** START Material for this exercise **

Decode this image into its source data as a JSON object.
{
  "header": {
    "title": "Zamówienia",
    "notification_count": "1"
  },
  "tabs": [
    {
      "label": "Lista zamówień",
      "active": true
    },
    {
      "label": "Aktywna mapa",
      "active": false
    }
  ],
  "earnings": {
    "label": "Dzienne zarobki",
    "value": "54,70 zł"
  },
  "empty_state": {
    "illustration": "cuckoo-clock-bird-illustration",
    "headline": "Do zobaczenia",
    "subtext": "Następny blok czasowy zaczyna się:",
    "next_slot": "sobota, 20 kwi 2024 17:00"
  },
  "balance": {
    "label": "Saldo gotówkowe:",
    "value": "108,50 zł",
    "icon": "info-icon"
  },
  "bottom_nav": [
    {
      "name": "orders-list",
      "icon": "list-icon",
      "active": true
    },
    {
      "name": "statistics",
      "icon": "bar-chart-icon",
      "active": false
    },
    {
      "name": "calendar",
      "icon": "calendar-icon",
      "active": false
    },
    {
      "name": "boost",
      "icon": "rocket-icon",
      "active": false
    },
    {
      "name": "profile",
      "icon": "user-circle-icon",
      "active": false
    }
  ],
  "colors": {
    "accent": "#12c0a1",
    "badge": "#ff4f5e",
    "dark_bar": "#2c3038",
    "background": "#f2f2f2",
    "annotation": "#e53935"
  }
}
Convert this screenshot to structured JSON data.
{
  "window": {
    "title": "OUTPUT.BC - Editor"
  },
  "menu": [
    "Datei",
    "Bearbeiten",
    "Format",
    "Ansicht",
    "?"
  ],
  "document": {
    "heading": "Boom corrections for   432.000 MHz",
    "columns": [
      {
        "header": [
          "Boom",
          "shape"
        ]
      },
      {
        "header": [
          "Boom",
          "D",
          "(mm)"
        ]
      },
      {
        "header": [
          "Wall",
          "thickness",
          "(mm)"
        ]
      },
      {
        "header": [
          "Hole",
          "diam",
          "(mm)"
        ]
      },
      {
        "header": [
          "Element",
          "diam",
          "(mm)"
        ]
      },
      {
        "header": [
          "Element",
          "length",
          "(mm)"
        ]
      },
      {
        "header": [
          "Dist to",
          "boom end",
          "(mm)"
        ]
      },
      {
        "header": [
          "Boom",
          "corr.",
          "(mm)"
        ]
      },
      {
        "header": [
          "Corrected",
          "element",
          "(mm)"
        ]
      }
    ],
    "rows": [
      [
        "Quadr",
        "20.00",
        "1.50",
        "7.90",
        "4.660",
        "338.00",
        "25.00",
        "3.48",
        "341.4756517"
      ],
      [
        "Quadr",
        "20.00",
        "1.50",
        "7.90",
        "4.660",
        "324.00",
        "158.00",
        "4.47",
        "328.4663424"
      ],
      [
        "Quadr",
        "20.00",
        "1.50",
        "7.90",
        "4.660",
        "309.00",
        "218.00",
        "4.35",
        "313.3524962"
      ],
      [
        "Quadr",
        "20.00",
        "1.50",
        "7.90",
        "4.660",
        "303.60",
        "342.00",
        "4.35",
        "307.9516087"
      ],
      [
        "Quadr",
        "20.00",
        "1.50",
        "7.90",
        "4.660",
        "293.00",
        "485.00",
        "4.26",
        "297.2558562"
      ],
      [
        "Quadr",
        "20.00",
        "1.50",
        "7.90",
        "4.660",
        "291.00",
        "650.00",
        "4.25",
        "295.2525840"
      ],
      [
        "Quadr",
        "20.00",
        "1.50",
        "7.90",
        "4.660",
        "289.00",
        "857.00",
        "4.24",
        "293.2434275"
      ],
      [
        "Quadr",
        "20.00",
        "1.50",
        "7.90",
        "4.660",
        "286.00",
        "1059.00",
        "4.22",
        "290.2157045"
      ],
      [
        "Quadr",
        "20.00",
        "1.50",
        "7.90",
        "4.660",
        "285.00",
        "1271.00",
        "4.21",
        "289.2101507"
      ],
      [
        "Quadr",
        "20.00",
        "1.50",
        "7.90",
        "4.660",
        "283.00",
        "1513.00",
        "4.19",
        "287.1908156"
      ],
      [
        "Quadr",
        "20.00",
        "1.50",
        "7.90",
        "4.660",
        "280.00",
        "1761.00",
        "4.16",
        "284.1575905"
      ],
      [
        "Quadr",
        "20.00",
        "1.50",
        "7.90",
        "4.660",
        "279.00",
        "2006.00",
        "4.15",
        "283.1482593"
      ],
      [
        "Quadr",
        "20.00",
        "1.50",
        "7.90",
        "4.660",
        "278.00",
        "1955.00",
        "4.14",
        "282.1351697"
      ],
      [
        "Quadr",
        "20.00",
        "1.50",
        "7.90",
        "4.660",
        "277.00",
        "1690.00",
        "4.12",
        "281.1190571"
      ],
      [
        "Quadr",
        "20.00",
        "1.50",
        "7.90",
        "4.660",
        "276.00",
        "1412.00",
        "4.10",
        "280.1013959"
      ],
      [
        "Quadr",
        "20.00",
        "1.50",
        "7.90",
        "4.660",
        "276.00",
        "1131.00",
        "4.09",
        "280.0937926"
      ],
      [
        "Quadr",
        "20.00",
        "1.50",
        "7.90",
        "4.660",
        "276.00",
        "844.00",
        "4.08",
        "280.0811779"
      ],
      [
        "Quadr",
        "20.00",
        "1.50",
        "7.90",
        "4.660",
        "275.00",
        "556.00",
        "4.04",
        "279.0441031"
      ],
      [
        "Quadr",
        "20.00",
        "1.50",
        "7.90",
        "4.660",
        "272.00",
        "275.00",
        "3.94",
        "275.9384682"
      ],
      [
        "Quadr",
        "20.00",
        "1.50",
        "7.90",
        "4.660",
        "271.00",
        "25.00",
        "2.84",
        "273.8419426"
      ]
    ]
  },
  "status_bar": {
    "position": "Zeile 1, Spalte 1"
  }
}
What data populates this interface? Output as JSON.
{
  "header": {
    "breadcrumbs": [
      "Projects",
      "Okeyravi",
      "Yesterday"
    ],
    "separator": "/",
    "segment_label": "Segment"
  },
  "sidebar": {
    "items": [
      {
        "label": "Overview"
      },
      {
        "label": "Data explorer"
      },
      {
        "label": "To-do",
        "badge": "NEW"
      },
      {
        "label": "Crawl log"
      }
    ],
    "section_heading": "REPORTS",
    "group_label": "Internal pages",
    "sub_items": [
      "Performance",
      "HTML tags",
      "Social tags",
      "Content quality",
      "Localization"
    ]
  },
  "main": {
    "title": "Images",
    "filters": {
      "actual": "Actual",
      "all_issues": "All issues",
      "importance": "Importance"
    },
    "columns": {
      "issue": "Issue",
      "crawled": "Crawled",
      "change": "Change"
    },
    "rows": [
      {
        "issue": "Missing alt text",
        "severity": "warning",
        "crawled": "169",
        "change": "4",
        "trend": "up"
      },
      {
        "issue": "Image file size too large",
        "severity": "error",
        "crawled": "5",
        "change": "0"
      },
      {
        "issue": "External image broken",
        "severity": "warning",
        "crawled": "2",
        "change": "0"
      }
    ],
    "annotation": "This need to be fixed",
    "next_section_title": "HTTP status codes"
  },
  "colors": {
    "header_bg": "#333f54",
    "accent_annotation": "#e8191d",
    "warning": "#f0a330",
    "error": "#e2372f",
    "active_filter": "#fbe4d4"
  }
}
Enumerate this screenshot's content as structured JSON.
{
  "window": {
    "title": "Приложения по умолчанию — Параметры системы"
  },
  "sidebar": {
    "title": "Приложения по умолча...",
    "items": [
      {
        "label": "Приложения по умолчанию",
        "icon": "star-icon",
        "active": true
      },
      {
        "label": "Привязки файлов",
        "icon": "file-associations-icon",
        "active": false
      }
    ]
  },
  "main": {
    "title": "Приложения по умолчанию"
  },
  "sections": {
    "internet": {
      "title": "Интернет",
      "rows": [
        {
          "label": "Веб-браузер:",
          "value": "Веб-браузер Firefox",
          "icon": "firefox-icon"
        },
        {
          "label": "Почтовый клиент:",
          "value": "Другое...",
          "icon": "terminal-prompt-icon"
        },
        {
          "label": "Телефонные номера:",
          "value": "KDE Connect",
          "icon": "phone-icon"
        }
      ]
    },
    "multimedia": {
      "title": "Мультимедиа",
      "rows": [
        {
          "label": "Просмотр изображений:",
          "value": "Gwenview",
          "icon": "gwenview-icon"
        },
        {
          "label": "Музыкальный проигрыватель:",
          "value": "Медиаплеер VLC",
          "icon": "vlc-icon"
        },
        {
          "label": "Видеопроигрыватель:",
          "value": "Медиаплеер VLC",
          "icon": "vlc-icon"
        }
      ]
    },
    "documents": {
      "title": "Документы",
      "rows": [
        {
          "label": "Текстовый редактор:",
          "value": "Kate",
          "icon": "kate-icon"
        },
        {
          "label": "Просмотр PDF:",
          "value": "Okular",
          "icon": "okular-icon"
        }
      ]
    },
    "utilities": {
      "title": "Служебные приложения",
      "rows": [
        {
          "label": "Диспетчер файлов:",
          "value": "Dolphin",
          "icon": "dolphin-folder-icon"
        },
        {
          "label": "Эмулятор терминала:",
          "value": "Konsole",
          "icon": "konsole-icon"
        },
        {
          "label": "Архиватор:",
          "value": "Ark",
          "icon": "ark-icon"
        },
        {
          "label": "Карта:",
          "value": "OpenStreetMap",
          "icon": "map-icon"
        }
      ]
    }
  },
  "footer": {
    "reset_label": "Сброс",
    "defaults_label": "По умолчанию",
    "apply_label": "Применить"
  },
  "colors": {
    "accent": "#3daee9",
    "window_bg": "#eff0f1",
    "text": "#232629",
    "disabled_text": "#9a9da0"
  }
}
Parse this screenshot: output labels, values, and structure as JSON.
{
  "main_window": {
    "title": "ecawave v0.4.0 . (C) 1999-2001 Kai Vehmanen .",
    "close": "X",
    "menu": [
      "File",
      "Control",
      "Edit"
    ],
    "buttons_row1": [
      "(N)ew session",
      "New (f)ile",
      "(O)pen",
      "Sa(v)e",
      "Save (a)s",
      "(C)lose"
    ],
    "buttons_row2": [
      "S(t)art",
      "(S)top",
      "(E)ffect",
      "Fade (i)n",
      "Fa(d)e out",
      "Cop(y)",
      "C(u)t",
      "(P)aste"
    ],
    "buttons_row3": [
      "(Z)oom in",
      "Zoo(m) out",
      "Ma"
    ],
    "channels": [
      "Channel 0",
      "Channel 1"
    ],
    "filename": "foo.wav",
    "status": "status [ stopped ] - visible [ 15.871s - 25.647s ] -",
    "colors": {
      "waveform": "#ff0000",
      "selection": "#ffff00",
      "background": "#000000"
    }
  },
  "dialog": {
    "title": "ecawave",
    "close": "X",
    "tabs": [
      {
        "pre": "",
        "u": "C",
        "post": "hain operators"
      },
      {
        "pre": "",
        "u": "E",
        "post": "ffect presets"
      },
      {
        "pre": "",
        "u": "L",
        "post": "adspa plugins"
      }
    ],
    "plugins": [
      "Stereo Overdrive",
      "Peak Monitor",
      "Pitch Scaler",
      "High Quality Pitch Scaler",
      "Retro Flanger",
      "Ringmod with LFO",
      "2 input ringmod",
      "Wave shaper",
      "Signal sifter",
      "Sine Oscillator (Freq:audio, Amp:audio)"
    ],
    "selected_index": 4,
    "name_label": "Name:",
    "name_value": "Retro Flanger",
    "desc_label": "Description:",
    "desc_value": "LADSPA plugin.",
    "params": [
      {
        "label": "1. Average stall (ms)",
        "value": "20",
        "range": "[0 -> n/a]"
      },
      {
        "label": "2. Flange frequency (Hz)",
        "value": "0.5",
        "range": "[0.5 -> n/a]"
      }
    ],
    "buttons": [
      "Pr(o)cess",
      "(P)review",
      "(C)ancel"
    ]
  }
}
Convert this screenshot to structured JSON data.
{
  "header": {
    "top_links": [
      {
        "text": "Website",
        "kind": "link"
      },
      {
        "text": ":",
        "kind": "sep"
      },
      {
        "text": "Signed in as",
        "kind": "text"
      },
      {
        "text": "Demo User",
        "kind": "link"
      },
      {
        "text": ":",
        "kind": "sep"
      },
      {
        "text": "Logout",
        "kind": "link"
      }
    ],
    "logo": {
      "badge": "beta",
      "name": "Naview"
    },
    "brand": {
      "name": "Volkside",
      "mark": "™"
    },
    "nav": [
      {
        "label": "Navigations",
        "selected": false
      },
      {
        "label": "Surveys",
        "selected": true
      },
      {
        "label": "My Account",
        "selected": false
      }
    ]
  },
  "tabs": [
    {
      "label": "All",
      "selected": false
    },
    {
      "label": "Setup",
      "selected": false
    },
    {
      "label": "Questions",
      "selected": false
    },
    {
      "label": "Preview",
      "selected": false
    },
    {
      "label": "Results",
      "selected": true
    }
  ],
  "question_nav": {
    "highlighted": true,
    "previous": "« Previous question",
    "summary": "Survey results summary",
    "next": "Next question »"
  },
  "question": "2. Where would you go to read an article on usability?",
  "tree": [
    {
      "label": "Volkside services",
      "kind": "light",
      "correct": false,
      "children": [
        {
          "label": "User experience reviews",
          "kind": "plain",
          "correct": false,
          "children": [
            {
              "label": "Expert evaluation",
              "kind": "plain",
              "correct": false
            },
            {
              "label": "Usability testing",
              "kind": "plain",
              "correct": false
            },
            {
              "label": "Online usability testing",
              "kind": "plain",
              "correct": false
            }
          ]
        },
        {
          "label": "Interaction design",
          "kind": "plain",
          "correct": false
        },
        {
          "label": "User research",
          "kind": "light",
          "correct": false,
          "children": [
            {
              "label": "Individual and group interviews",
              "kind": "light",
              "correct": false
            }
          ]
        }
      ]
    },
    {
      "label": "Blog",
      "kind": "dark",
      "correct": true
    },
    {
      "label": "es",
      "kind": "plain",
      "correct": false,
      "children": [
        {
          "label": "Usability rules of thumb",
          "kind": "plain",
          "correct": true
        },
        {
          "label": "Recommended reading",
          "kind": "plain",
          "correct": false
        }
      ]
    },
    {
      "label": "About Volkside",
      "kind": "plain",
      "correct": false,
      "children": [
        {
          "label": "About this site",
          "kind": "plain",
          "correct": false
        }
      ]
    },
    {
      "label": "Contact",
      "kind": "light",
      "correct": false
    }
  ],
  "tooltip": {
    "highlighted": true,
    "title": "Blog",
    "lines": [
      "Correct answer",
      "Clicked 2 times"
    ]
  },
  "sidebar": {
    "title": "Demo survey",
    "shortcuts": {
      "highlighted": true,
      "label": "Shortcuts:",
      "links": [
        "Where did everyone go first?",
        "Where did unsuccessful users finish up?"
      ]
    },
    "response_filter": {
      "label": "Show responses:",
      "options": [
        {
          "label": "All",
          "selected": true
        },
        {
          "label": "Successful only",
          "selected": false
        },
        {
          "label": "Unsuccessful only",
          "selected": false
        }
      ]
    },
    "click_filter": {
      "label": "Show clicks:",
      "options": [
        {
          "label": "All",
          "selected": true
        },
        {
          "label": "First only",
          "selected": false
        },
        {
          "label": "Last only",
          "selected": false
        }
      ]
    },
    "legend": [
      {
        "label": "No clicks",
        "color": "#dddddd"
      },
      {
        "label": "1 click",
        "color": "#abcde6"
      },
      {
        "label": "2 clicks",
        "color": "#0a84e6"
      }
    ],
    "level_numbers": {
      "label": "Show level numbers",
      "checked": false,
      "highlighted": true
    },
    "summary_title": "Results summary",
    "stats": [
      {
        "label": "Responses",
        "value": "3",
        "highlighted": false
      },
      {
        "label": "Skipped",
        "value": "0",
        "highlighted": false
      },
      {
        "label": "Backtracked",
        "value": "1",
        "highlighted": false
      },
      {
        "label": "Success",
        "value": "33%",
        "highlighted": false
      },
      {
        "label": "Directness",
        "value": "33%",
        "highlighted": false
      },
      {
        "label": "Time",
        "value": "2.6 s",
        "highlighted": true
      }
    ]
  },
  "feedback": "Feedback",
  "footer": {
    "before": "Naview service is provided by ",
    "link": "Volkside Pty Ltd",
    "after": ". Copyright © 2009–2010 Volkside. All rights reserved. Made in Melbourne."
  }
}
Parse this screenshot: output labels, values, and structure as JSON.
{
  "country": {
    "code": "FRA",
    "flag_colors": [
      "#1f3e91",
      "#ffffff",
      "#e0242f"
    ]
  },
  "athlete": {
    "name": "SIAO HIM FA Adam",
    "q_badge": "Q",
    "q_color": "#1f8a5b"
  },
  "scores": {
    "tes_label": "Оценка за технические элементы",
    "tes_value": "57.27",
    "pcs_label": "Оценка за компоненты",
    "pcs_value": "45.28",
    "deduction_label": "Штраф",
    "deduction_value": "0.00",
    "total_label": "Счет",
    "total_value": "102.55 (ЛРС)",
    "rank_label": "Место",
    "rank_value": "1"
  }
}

** END Material for this exercise **

§ Task goal
Select every line above that contains the word "Naview", and copy it.

§ Exercise solution
      "name": "Naview"
    "before": "Naview service is provided by ",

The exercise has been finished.